>> BEGIN Data in this exercise
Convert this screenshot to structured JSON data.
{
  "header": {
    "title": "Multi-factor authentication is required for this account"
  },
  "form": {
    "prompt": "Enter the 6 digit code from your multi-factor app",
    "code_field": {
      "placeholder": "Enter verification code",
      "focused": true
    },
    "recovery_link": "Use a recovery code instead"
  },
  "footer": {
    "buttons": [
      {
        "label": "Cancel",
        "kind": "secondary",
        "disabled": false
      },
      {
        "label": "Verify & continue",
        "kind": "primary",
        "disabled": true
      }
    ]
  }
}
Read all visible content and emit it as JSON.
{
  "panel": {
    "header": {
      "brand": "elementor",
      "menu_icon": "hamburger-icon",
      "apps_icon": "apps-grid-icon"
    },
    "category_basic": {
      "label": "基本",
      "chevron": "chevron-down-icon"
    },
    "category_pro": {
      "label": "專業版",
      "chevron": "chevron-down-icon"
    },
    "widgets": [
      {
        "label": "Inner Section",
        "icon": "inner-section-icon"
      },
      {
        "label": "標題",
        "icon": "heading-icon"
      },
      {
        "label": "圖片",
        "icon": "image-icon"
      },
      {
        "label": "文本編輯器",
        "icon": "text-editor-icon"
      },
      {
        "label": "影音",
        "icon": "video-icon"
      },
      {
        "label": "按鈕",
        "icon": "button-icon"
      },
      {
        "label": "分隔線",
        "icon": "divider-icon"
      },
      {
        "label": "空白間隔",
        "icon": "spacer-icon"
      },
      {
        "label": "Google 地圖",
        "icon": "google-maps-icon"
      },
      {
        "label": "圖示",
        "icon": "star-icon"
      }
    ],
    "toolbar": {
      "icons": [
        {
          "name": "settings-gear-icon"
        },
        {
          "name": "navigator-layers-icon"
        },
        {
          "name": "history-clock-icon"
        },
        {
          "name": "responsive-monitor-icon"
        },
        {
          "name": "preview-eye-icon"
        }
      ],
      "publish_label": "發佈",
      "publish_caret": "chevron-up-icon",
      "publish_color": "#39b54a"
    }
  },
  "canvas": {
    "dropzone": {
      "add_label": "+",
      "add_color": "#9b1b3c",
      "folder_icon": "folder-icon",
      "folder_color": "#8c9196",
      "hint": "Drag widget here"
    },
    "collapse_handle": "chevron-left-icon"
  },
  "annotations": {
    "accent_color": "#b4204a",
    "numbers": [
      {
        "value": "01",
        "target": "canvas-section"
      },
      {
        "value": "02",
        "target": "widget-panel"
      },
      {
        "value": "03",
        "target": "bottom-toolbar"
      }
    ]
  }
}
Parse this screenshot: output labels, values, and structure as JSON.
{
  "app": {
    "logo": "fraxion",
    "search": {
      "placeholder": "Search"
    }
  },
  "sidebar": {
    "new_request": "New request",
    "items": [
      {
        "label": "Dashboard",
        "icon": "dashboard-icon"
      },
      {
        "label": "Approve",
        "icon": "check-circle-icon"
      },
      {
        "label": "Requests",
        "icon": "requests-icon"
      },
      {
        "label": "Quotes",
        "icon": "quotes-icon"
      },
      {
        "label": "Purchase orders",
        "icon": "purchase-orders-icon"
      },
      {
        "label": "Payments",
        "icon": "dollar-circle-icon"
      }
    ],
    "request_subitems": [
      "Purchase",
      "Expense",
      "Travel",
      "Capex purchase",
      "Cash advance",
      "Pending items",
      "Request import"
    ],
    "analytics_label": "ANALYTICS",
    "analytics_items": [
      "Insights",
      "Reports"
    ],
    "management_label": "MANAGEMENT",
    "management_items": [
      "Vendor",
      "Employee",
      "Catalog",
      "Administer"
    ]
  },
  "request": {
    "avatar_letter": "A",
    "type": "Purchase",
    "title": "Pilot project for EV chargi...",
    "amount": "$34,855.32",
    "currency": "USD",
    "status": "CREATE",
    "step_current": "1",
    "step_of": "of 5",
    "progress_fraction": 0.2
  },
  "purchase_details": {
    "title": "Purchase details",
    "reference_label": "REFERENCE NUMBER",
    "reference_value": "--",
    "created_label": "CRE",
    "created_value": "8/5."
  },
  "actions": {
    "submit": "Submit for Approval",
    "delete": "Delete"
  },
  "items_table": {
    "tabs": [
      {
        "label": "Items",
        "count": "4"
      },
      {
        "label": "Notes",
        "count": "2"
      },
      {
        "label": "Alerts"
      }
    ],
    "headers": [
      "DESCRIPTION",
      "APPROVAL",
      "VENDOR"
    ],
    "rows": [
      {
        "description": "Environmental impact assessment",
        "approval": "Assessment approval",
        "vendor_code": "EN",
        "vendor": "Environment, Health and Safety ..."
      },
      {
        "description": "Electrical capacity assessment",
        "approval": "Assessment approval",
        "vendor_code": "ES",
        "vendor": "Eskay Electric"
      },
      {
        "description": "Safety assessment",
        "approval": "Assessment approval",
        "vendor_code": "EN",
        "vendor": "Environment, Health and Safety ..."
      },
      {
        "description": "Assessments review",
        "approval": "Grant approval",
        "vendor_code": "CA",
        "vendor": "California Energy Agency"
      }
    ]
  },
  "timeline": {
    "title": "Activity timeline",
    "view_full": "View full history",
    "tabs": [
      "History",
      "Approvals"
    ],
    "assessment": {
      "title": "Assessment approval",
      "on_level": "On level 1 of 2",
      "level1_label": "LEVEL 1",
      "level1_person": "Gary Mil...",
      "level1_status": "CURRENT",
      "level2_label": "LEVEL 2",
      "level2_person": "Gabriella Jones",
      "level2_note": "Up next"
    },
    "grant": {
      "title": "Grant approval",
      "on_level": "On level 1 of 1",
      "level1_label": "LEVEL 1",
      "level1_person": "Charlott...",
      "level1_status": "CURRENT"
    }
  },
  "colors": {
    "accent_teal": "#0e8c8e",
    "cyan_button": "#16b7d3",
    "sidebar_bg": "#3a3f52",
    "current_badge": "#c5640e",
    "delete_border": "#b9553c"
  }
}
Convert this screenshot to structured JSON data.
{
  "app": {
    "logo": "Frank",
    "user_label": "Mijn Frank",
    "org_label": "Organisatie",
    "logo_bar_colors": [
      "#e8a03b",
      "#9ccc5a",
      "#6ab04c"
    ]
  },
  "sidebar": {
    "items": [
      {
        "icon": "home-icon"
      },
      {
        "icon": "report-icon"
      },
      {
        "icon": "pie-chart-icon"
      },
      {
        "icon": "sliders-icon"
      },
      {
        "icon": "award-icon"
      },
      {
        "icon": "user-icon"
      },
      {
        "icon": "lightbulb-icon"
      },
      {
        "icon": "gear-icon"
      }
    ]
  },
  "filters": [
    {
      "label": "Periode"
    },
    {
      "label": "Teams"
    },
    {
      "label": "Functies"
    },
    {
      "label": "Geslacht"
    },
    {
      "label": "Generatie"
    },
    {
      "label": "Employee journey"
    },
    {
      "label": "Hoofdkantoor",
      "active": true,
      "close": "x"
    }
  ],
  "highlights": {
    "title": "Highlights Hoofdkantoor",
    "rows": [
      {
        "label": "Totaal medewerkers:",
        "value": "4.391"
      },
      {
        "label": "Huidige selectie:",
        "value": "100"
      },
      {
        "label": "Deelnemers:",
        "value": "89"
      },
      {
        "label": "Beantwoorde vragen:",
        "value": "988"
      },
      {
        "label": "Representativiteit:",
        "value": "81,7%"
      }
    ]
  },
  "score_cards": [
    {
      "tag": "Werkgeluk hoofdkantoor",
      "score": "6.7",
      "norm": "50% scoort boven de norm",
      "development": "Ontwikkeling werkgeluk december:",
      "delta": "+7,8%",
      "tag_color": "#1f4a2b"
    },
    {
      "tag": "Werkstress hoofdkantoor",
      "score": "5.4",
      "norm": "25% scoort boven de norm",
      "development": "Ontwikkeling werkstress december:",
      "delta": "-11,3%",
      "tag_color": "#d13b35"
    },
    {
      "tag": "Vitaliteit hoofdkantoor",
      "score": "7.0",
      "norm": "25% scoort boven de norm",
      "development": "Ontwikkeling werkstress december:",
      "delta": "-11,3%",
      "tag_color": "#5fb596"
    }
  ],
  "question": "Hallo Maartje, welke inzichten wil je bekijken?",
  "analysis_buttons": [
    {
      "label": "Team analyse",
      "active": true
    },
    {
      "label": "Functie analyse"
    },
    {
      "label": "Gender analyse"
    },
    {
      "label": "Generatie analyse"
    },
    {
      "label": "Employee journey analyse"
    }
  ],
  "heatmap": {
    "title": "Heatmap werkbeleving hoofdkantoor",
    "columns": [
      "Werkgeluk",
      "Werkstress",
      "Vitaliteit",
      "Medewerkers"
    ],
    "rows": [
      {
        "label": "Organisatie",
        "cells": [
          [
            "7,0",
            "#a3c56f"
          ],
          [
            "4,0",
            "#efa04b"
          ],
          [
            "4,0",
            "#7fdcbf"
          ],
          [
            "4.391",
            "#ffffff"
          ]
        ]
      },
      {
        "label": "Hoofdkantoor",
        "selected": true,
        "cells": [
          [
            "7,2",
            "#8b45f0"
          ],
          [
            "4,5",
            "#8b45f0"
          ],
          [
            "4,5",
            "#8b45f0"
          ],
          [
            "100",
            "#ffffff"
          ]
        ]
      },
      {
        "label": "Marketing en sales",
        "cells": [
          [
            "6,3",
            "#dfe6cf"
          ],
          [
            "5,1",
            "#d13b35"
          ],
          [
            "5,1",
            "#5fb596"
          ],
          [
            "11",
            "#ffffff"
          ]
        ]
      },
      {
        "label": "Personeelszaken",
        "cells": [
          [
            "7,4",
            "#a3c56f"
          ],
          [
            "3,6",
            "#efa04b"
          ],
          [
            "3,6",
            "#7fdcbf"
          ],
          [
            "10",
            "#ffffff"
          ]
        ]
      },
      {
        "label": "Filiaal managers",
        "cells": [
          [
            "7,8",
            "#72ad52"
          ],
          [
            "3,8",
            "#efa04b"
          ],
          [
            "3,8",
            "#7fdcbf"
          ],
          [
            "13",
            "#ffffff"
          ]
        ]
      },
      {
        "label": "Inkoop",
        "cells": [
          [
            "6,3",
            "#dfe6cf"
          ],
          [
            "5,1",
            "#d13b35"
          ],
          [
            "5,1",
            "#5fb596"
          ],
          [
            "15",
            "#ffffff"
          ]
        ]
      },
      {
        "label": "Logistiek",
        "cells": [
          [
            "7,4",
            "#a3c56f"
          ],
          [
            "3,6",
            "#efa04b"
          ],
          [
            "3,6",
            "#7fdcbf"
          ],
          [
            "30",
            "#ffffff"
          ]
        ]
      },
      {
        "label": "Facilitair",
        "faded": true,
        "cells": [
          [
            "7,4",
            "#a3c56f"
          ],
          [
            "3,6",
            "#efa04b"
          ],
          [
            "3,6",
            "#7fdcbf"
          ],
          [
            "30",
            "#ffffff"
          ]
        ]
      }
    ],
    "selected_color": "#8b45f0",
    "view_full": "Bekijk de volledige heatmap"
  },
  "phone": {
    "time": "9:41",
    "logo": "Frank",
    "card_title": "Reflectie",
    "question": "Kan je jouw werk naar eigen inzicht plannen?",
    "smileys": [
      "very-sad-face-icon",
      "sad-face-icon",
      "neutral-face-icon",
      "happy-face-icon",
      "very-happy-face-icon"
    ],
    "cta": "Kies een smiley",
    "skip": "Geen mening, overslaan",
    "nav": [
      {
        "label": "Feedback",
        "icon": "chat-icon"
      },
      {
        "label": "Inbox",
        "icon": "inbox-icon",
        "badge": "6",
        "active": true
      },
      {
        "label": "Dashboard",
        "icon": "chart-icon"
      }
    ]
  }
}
>> END Data in this exercise
** Challenge **
Copy out each line of the data containing the string "true".

** Solution **
      "focused": true
        "disabled": true
      "active": true,
      "active": true
        "selected": true,
        "faded": true,
        "active": true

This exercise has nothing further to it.